__Work required__. Go through the material below, count the lines with the word "договоров", and reply with the count alone.

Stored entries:
┄┄┄┄┄┄┄┄┄┄

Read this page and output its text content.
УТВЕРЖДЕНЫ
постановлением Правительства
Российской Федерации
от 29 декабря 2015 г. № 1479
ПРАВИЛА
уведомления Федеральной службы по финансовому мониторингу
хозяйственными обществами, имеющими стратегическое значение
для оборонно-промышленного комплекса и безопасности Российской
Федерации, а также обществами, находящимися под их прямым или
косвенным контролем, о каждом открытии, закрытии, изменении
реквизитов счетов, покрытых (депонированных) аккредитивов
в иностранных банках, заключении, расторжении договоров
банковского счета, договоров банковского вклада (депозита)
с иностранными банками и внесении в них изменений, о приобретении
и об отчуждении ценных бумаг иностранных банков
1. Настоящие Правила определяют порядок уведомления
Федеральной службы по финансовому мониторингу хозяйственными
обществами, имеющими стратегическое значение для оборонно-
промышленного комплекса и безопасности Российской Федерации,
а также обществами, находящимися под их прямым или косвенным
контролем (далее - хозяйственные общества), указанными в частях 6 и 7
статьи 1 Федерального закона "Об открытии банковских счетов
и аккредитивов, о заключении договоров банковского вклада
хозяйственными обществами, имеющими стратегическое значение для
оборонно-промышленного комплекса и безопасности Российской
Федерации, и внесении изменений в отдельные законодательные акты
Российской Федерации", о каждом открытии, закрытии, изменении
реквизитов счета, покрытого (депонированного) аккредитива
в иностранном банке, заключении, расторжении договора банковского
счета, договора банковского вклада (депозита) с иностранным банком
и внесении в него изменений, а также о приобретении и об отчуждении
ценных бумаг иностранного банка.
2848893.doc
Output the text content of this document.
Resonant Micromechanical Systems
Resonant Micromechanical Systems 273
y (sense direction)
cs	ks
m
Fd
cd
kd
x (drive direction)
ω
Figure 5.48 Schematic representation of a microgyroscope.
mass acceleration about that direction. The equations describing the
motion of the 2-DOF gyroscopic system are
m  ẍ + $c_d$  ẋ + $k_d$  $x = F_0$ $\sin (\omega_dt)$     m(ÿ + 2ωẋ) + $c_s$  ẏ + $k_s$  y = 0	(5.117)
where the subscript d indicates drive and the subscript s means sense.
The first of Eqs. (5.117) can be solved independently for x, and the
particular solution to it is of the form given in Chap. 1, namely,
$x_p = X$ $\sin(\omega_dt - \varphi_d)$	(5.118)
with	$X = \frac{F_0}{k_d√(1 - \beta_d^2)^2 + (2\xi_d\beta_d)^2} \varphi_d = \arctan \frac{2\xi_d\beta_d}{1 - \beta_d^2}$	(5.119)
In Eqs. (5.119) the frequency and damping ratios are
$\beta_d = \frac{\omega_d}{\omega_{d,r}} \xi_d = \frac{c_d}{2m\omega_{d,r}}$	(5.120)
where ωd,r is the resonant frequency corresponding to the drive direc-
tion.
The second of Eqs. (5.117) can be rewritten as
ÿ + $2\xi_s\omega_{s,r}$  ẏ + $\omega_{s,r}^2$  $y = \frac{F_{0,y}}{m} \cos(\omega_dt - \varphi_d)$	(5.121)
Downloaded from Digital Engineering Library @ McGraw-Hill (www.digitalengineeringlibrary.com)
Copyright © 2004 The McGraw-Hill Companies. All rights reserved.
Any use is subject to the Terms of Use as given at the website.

┄┄┄┄┄┄┄┄┄┄

__Response to the task__. 3